Aim of the exercise:
Repeat all of the data precisely.
>> BEGIN Recorded information
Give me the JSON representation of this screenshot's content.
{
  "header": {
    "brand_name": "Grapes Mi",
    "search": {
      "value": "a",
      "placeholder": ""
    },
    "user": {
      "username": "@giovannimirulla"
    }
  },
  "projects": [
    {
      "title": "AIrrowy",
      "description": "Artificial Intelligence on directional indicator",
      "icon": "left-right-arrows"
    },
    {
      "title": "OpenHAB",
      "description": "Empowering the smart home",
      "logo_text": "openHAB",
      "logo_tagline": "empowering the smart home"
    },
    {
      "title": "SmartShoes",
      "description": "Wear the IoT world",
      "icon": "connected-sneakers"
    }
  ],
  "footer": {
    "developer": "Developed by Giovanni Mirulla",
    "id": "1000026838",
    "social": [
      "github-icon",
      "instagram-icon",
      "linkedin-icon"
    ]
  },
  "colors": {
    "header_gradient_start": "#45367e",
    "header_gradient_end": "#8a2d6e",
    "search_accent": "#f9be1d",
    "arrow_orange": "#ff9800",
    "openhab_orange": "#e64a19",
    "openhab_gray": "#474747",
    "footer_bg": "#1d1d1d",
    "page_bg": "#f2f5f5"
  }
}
>> END Recorded information
Response for this exercise:
Give me the JSON representation of this screenshot's content.
{
  "header": {
    "brand_name": "Grapes Mi",
    "search": {
      "value": "a",
      "placeholder": ""
    },
    "user": {
      "username": "@giovannimirulla"
    }
  },
  "projects": [
    {
      "title": "AIrrowy",
      "description": "Artificial Intelligence on directional indicator",
      "icon": "left-right-arrows"
    },
    {
      "title": "OpenHAB",
      "description": "Empowering the smart home",
      "logo_text": "openHAB",
      "logo_tagline": "empowering the smart home"
    },
    {
      "title": "SmartShoes",
      "description": "Wear the IoT world",
      "icon": "connected-sneakers"
    }
  ],
  "footer": {
    "developer": "Developed by Giovanni Mirulla",
    "id": "1000026838",
    "social": [
      "github-icon",
      "instagram-icon",
      "linkedin-icon"
    ]
  },
  "colors": {
    "header_gradient_start": "#45367e",
    "header_gradient_end": "#8a2d6e",
    "search_accent": "#f9be1d",
    "arrow_orange": "#ff9800",
    "openhab_orange": "#e64a19",
    "openhab_gray": "#474747",
    "footer_bg": "#1d1d1d",
    "page_bg": "#f2f5f5"
  }
}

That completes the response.